## Exercise goal
Below are records. Copy every line with "includes" in it.

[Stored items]
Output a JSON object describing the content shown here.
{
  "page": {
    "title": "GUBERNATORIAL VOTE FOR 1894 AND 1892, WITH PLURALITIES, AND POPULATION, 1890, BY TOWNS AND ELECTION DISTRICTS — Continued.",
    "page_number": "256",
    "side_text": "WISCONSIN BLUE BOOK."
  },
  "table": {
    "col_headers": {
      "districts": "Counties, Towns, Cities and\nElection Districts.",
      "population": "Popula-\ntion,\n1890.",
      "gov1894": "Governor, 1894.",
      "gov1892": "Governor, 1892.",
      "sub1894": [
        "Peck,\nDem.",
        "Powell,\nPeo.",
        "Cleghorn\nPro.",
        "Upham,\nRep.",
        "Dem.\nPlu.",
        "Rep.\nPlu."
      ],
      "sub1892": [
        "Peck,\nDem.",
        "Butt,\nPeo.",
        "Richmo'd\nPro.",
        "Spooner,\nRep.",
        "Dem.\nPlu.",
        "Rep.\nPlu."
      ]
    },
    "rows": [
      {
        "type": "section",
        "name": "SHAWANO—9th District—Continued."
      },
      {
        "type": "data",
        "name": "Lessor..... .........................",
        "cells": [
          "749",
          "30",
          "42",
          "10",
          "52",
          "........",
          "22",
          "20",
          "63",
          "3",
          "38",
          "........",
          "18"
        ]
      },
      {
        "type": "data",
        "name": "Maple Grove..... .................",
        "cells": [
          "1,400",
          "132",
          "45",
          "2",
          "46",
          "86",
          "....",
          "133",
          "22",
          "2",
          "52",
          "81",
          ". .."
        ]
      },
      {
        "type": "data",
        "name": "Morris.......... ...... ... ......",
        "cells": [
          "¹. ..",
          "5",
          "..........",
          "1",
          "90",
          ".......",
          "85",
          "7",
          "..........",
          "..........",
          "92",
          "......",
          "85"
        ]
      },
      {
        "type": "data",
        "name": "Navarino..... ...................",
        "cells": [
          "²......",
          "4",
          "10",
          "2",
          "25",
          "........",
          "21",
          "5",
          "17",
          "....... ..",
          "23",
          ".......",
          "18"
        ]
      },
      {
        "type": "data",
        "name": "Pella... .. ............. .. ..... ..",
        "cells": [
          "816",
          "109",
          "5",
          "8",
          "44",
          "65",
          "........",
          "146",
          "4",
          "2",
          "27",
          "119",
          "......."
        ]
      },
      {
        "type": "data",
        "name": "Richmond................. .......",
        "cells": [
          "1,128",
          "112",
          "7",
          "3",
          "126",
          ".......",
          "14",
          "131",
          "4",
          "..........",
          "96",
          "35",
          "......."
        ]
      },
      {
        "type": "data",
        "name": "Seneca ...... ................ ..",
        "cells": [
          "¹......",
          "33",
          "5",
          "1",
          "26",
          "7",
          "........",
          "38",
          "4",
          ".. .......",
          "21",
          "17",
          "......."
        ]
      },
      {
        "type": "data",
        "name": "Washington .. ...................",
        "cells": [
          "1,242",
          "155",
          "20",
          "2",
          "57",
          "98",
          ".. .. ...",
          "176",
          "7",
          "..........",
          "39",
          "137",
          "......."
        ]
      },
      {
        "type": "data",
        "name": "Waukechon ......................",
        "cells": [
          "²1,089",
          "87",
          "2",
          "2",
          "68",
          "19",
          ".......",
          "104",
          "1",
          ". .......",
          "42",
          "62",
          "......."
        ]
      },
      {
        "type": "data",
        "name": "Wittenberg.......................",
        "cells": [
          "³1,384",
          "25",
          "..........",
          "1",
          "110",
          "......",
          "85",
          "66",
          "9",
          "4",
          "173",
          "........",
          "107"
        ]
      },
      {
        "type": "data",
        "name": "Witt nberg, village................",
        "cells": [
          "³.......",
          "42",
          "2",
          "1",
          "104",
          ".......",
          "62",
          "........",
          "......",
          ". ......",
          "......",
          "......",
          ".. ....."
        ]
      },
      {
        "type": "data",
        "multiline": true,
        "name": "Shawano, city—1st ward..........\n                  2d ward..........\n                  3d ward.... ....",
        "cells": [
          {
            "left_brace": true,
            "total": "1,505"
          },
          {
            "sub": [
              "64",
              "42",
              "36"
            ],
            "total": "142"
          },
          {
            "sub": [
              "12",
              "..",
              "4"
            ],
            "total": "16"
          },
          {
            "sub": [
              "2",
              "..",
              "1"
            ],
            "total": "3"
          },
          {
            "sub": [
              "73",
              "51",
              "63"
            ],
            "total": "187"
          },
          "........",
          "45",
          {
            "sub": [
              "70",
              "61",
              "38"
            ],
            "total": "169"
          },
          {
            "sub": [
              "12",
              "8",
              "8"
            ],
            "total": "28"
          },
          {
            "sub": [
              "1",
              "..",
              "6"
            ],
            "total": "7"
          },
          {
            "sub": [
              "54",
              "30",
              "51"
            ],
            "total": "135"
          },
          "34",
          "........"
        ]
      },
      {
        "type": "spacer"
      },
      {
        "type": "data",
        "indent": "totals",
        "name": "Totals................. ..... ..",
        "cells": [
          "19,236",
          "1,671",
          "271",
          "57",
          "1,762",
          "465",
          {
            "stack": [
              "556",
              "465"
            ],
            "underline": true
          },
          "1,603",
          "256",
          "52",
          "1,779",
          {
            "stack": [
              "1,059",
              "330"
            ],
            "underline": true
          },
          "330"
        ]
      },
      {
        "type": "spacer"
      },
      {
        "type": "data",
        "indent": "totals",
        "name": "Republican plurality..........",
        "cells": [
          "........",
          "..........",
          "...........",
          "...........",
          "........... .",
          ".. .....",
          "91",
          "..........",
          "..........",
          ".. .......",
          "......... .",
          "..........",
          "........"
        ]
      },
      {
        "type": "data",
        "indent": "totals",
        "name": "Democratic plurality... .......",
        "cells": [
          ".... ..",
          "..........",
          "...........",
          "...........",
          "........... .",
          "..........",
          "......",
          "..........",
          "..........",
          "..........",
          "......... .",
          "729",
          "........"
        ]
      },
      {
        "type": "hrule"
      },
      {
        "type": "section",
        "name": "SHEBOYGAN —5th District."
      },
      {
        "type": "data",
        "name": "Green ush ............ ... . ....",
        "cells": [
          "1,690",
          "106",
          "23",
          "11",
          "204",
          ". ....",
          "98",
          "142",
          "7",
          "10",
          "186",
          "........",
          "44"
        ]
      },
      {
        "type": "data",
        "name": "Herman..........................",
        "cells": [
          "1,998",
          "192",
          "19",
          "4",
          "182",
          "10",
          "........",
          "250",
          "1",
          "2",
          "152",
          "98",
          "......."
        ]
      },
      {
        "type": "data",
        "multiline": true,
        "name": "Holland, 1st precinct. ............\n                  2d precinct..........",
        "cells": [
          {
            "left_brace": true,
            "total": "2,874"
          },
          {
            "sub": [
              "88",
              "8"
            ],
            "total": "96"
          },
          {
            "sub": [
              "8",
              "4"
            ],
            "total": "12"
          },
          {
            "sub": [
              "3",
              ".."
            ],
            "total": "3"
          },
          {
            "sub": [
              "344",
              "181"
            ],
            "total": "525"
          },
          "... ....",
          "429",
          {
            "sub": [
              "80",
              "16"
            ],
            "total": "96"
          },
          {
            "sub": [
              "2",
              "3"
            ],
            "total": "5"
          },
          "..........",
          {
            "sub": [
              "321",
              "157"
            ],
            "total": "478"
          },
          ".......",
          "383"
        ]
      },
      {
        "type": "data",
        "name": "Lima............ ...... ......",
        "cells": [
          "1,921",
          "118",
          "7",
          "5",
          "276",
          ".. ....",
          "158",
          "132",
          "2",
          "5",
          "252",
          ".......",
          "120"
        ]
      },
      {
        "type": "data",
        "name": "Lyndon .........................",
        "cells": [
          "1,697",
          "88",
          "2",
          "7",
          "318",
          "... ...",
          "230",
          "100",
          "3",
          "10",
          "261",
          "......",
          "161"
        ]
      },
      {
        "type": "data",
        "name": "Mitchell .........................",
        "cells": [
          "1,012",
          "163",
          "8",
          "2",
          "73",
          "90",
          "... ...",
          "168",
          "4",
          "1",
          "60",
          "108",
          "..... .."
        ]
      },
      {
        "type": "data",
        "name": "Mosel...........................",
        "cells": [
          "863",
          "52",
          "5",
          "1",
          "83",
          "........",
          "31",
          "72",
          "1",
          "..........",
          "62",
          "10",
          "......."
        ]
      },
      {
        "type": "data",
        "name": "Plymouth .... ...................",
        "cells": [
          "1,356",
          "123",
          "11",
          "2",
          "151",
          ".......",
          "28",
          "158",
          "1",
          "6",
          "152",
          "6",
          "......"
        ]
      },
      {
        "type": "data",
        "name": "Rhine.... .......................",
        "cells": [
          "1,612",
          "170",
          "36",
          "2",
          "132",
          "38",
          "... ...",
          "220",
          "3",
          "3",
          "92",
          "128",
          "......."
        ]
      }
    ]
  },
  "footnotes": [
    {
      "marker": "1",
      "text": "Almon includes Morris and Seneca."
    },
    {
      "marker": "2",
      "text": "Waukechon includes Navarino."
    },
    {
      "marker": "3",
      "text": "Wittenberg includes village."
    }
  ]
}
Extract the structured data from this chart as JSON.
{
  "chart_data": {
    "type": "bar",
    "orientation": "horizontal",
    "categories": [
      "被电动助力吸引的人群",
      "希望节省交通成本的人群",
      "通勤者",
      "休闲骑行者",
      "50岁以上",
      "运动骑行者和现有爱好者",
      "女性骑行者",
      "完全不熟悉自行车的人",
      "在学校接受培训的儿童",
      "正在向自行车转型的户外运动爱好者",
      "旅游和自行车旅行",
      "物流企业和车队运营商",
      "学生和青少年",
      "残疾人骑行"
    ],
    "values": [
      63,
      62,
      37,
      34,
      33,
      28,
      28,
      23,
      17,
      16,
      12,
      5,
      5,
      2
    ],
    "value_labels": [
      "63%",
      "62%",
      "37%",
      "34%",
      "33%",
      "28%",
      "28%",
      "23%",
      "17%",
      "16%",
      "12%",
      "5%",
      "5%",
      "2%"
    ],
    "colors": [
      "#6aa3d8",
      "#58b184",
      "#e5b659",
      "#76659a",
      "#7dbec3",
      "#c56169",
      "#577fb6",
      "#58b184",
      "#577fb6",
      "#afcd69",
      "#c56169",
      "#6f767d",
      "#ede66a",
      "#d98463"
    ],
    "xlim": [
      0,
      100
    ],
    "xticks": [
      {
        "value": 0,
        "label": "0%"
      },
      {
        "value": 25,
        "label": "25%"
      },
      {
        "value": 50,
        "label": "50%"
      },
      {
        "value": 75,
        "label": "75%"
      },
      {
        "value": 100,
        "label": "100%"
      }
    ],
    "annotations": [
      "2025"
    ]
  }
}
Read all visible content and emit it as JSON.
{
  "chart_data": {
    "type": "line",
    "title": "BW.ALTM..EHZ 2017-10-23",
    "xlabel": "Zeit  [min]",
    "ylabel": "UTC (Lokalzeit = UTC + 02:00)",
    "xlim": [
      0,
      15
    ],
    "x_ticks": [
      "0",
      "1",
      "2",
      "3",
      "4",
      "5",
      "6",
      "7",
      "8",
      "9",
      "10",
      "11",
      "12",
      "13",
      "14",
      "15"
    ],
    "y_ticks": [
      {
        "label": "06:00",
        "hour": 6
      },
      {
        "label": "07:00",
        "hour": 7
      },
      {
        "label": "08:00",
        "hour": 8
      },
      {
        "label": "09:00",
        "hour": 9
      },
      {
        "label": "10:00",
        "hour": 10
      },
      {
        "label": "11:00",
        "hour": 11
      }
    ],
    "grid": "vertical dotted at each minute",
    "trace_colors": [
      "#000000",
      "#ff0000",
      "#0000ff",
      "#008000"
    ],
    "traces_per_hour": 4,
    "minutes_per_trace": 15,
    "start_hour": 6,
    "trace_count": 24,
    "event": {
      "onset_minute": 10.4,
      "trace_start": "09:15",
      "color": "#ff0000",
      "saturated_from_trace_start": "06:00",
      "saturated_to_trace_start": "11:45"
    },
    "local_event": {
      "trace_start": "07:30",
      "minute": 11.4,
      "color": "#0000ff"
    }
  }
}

## Answer
      "text": "Almon includes Morris and Seneca."
      "text": "Waukechon includes Navarino."
      "text": "Wittenberg includes village."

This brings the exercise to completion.